AVAILABLE DATA:
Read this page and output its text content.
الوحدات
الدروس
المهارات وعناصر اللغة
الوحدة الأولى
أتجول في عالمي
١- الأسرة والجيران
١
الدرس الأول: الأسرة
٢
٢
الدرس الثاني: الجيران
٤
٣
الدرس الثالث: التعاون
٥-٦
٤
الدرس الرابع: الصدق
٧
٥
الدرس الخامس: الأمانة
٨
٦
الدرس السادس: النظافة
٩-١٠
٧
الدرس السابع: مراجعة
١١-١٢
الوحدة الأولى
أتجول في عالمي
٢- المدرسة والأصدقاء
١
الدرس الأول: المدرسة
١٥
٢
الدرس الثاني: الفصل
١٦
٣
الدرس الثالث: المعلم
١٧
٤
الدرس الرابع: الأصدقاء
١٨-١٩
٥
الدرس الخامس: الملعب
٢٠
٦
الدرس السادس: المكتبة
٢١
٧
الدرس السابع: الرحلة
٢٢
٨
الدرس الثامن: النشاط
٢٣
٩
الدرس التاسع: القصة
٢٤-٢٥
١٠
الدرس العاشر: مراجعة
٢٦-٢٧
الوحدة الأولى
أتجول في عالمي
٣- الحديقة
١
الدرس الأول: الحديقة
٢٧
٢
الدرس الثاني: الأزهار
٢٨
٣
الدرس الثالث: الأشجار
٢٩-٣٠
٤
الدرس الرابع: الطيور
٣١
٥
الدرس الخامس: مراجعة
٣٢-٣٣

TASK TO COMPLETE:
Copy out the full material exactly as it appears.

EXERCISE SOLUTION:
Read this page and output its text content.
الوحدات
الدروس
المهارات وعناصر اللغة
الوحدة الأولى
أتجول في عالمي
١- الأسرة والجيران
١
الدرس الأول: الأسرة
٢
٢
الدرس الثاني: الجيران
٤
٣
الدرس الثالث: التعاون
٥-٦
٤
الدرس الرابع: الصدق
٧
٥
الدرس الخامس: الأمانة
٨
٦
الدرس السادس: النظافة
٩-١٠
٧
الدرس السابع: مراجعة
١١-١٢
الوحدة الأولى
أتجول في عالمي
٢- المدرسة والأصدقاء
١
الدرس الأول: المدرسة
١٥
٢
الدرس الثاني: الفصل
١٦
٣
الدرس الثالث: المعلم
١٧
٤
الدرس الرابع: الأصدقاء
١٨-١٩
٥
الدرس الخامس: الملعب
٢٠
٦
الدرس السادس: المكتبة
٢١
٧
الدرس السابع: الرحلة
٢٢
٨
الدرس الثامن: النشاط
٢٣
٩
الدرس التاسع: القصة
٢٤-٢٥
١٠
الدرس العاشر: مراجعة
٢٦-٢٧
الوحدة الأولى
أتجول في عالمي
٣- الحديقة
١
الدرس الأول: الحديقة
٢٧
٢
الدرس الثاني: الأزهار
٢٨
٣
الدرس الثالث: الأشجار
٢٩-٣٠
٤
الدرس الرابع: الطيور
٣١
٥
الدرس الخامس: مراجعة
٣٢-٣٣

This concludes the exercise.